REQUIRED TASK:
Scan the listing below and copy every line holding "category".

THE RECORDS:
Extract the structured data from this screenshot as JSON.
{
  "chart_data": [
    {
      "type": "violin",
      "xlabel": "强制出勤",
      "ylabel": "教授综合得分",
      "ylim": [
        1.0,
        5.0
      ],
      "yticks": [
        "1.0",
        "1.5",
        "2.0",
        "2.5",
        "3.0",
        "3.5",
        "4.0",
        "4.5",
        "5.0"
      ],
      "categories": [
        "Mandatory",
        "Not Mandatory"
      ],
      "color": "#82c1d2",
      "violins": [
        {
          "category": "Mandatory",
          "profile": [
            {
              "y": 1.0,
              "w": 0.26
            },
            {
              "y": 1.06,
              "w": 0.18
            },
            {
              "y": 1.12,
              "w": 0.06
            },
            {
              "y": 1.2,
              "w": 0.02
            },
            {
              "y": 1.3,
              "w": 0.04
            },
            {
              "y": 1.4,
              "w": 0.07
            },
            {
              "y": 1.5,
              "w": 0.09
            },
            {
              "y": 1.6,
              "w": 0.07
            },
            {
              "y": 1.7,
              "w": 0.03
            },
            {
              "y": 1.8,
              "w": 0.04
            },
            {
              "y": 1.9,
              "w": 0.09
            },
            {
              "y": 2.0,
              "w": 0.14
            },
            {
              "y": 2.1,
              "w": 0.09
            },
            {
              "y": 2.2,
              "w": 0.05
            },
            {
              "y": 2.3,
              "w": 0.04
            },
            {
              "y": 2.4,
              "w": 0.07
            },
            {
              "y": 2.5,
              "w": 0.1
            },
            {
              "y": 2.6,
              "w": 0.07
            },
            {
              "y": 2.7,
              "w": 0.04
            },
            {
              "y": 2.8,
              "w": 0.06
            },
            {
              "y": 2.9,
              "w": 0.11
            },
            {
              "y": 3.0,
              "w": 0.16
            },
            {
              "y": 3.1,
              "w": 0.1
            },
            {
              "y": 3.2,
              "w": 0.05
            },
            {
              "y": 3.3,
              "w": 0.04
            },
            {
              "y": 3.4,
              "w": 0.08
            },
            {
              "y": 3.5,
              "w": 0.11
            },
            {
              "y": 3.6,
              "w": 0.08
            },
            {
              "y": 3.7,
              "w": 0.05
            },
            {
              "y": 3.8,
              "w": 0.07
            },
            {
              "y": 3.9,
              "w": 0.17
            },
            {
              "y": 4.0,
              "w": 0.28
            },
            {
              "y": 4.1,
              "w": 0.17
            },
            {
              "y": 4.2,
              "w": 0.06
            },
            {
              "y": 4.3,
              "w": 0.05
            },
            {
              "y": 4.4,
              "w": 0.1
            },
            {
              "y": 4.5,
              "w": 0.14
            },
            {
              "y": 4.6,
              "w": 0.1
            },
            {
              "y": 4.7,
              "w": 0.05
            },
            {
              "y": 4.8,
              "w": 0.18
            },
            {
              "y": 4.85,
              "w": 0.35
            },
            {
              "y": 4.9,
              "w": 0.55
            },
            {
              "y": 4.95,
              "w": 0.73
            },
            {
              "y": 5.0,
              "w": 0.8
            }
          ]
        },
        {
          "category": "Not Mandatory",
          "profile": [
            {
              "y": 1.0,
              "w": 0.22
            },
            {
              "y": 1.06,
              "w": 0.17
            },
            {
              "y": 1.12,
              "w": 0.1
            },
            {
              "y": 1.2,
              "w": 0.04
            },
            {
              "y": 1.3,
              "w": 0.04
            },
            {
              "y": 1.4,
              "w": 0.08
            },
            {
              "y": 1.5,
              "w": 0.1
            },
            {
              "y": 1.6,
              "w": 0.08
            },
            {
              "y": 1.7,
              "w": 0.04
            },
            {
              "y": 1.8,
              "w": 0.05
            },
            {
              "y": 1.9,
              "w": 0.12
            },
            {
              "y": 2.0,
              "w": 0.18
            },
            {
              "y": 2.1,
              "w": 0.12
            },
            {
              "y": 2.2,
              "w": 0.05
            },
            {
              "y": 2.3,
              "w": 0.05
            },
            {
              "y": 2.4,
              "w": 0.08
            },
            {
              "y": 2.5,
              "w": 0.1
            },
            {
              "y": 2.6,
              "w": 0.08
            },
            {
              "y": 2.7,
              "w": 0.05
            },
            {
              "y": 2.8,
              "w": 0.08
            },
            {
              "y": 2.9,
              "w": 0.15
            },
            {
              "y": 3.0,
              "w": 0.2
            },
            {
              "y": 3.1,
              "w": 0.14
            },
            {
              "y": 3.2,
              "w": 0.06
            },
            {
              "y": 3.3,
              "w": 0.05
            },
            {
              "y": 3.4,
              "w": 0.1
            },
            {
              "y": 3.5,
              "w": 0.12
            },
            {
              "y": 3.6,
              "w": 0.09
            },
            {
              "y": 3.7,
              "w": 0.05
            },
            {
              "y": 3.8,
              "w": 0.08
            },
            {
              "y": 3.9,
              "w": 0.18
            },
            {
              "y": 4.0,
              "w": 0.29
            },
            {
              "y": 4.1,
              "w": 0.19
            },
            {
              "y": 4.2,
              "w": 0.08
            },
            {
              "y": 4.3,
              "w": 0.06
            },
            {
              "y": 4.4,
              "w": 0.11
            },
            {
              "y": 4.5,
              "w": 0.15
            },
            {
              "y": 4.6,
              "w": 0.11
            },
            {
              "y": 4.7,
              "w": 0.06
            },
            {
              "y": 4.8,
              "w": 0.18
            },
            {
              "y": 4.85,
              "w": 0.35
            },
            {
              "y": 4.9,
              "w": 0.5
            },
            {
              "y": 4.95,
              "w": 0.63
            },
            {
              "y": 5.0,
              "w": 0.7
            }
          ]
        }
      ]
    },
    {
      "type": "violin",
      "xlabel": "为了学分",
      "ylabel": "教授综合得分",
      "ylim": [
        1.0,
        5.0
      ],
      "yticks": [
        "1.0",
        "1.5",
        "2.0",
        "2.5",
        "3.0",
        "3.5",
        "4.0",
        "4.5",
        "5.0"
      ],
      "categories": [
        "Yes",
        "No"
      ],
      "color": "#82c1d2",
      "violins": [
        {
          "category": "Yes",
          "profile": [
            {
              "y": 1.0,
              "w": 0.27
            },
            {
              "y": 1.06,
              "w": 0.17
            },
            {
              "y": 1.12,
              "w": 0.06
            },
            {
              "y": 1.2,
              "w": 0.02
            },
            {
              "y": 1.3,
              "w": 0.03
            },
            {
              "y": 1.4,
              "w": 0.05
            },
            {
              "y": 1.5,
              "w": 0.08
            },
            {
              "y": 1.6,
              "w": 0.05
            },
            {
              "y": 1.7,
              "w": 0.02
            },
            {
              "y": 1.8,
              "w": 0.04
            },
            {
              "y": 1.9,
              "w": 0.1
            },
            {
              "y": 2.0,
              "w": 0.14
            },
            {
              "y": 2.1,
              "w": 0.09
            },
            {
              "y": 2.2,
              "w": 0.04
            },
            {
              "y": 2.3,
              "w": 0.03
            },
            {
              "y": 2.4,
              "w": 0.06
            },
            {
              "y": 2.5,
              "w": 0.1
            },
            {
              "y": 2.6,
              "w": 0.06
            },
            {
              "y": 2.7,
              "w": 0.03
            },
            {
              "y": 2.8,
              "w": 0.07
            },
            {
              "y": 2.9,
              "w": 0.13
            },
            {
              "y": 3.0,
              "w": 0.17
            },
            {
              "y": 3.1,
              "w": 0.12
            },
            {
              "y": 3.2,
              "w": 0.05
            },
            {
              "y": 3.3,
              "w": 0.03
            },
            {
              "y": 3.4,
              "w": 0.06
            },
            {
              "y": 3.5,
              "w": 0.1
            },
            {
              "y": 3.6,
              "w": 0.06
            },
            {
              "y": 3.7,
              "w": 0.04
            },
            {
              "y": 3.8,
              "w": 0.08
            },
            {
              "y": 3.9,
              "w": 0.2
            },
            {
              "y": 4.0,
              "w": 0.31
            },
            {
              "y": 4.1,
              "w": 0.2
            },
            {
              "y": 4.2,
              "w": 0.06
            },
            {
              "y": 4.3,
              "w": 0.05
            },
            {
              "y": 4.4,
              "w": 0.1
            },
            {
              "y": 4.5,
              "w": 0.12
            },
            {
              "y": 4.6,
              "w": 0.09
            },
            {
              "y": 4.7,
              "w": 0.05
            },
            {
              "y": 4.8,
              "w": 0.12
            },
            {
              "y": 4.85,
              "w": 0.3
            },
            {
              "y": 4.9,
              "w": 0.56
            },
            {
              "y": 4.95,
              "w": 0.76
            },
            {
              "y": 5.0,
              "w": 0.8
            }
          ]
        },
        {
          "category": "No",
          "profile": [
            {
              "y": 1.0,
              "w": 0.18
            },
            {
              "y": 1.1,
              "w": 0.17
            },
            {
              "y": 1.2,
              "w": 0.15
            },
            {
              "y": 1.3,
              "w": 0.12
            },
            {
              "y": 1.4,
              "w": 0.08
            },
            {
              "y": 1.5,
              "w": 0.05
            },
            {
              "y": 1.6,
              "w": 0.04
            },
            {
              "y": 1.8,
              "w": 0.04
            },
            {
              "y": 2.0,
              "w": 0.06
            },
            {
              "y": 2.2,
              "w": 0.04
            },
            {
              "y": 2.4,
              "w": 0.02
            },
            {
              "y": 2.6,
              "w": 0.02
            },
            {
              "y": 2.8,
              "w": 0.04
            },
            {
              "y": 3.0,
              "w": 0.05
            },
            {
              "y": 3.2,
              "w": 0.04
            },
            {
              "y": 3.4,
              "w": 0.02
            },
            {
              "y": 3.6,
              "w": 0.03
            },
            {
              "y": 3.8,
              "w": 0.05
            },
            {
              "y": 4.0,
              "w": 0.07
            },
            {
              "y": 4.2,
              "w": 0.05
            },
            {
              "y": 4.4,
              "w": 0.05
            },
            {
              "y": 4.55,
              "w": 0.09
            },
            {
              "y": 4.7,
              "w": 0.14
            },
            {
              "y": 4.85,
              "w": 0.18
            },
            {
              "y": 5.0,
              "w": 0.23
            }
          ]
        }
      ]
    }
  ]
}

FULL ANSWER:
          "category": "Mandatory",
          "category": "Not Mandatory",
          "category": "Yes",
          "category": "No",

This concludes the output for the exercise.